TASK MATERIAL Block Start
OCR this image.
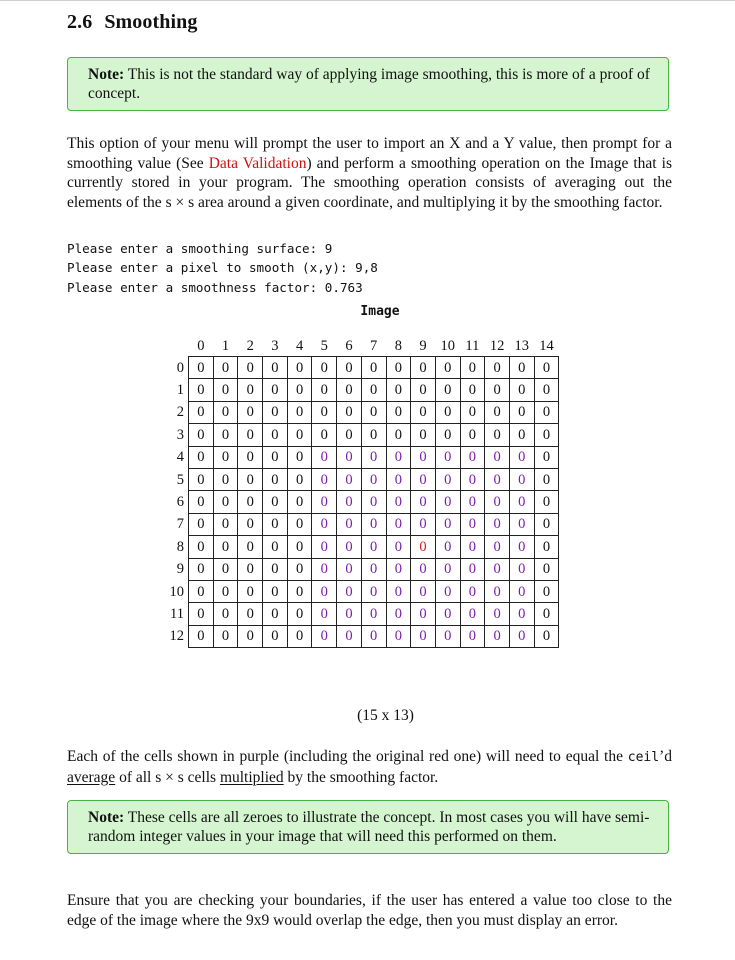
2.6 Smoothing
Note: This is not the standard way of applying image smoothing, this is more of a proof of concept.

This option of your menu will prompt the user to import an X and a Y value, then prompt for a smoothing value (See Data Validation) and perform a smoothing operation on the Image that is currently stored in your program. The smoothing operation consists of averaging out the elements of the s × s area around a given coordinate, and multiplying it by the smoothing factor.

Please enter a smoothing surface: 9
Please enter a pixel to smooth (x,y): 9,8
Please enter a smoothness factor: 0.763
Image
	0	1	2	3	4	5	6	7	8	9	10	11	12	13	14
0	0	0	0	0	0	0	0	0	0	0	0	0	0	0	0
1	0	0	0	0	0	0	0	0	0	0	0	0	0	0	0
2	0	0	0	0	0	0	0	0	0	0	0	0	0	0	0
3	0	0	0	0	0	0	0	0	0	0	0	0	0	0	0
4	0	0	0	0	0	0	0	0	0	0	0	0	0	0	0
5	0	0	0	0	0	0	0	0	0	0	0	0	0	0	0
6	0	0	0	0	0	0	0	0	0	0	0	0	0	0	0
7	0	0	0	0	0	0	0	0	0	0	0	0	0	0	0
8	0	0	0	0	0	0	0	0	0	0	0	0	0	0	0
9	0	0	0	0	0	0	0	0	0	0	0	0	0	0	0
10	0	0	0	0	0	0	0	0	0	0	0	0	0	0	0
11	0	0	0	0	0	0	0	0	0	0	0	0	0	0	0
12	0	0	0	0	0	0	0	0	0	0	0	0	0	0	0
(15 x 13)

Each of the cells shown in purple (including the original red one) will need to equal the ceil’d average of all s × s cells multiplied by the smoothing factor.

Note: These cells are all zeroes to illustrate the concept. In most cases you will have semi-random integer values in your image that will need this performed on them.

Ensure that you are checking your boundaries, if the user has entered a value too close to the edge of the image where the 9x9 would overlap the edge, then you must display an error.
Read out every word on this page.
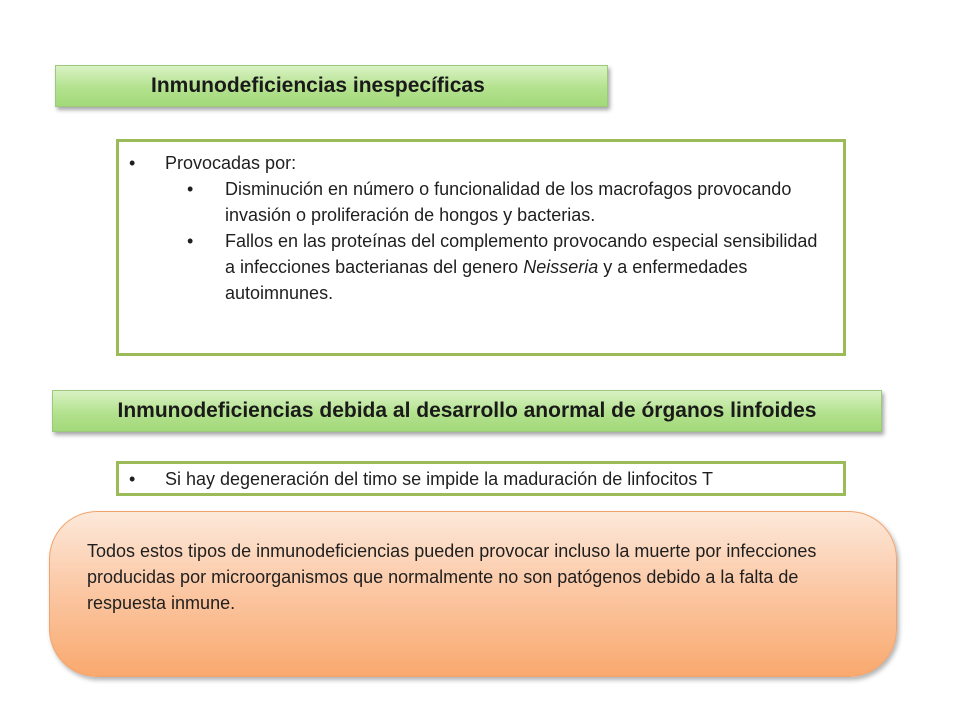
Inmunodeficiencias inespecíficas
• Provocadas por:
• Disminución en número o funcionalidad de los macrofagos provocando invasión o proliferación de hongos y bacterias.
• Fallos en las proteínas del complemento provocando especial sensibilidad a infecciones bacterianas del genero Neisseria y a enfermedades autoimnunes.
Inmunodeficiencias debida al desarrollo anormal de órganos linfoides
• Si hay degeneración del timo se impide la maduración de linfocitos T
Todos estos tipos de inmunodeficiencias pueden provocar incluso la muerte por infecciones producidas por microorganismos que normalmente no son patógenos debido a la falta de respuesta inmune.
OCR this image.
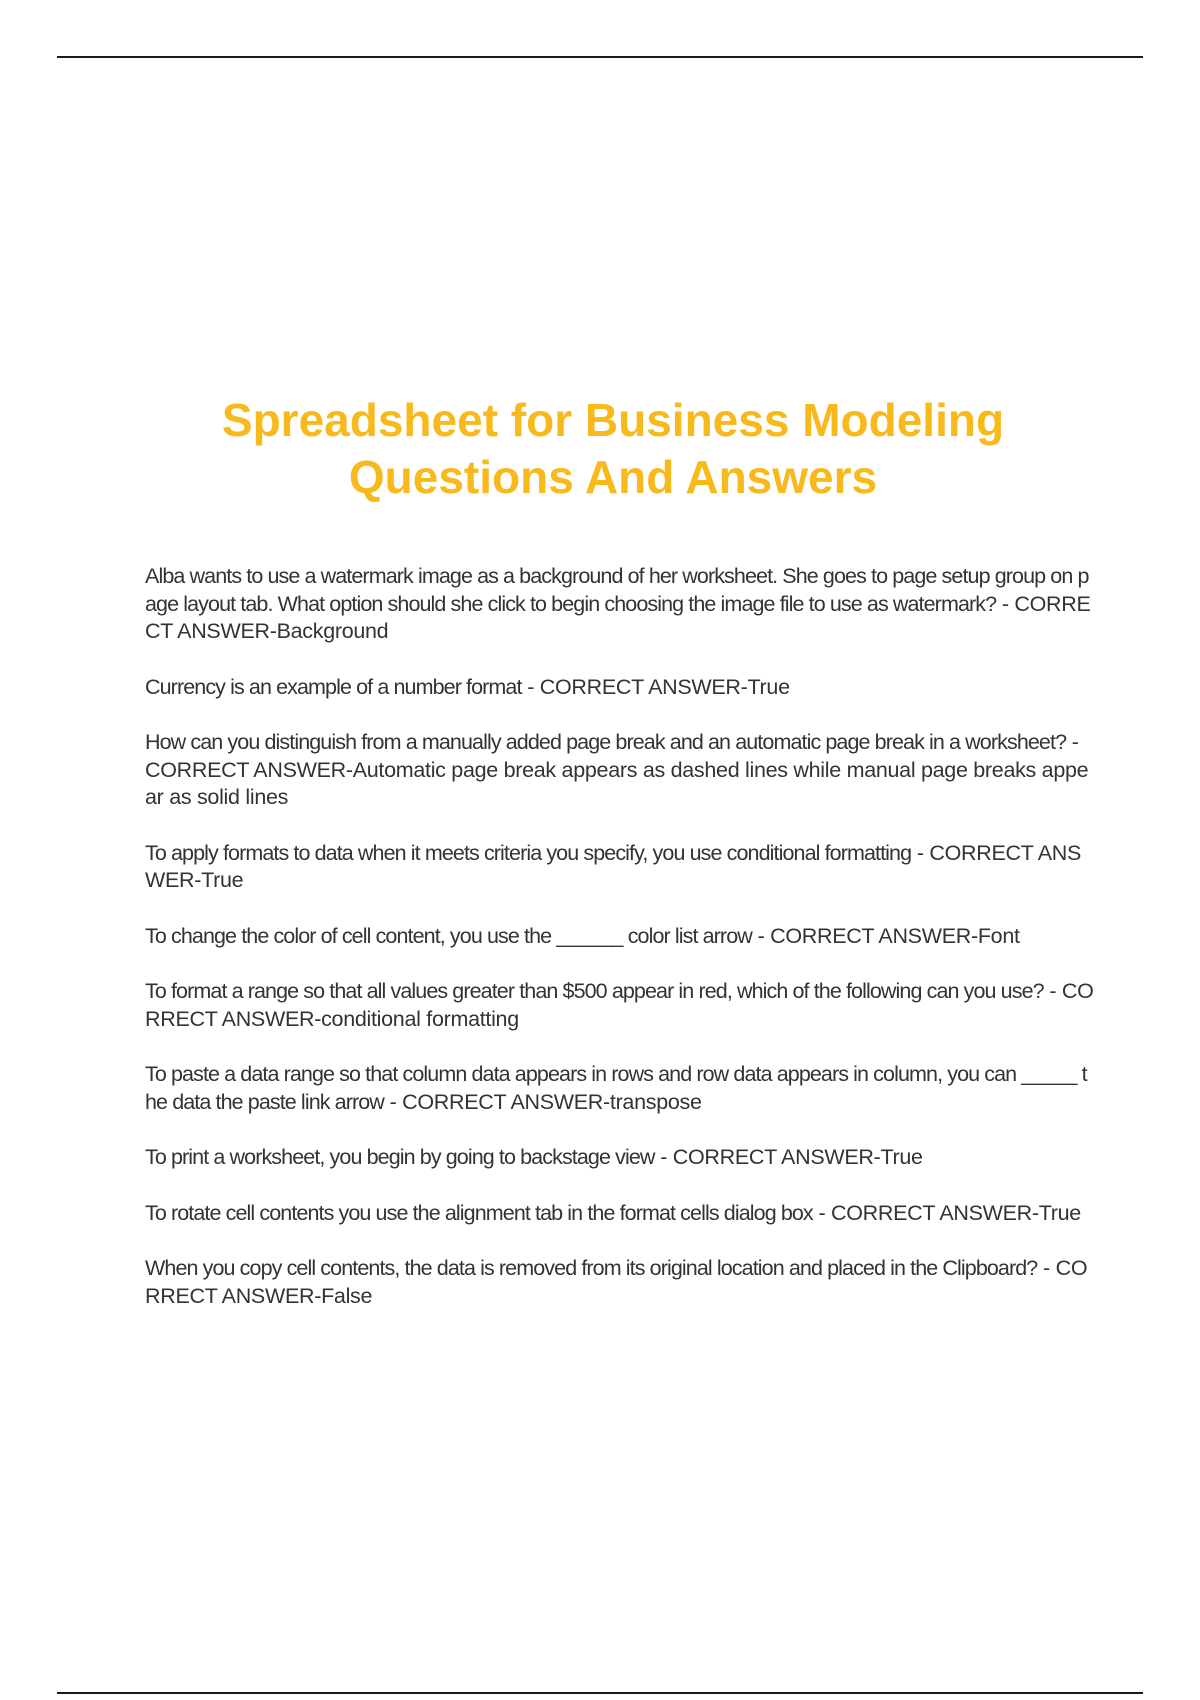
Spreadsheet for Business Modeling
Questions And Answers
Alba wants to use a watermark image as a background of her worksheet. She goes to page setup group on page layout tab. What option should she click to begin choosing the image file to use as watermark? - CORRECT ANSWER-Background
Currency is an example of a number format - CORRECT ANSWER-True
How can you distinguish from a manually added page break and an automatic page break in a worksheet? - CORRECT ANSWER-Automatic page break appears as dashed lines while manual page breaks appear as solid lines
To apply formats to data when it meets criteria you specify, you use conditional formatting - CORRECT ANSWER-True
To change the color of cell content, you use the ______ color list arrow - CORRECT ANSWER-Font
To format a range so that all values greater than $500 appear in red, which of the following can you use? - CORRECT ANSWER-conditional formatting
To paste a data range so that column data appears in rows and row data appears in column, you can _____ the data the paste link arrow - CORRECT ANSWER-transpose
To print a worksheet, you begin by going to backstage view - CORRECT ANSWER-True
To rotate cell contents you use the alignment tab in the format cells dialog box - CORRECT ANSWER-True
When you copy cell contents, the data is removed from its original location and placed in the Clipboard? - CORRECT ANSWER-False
TASK MATERIAL Block End
TASK MATERIAL Block Start
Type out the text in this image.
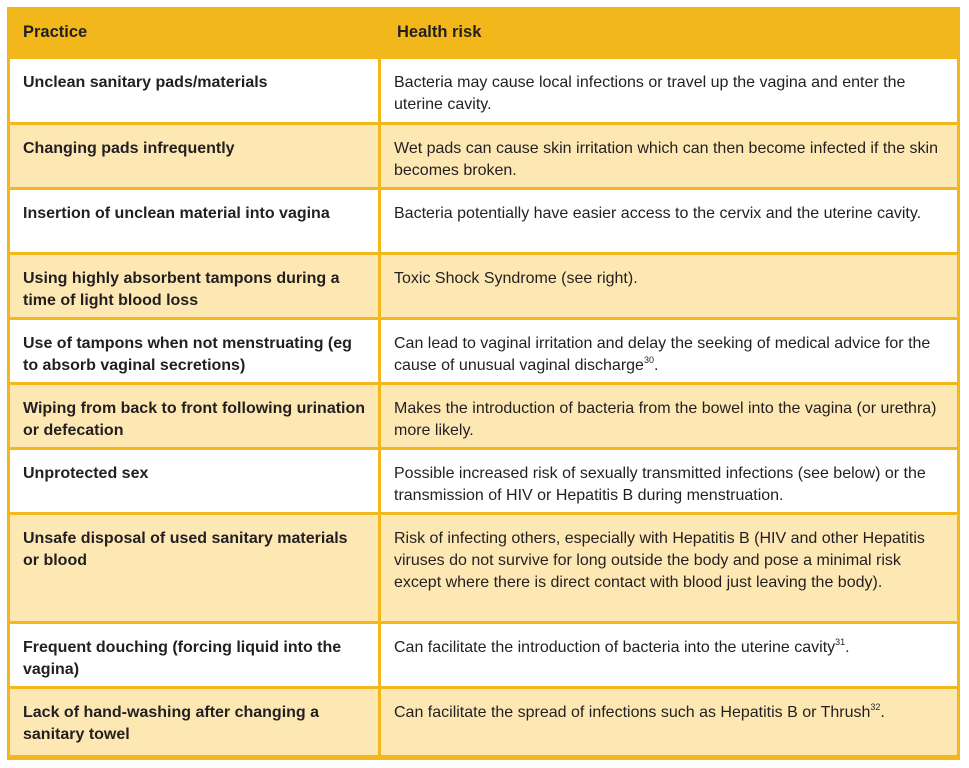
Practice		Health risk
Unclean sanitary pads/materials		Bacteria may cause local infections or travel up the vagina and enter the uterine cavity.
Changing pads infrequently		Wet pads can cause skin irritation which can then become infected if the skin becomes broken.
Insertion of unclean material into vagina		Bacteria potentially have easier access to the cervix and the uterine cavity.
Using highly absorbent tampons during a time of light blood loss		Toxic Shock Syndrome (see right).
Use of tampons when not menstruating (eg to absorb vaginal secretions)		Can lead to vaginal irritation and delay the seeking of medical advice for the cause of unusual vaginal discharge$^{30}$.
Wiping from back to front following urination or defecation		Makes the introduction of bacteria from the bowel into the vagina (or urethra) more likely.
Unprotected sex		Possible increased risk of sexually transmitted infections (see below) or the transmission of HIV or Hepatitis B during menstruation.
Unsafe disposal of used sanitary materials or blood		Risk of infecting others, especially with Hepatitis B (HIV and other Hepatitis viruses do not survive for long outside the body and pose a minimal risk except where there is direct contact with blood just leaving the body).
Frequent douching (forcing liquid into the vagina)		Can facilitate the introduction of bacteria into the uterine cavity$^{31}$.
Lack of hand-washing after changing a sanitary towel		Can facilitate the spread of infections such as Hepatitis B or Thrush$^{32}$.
TASK MATERIAL Block End
Search the data for "tampons". Copy every matching line.

Using highly absorbent tampons during a time of light blood loss		Toxic Shock Syndrome (see right).
Use of tampons when not menstruating (eg to absorb vaginal secretions)		Can lead to vaginal irritation and delay the seeking of medical advice for the cause of unusual vaginal discharge$^{30}$.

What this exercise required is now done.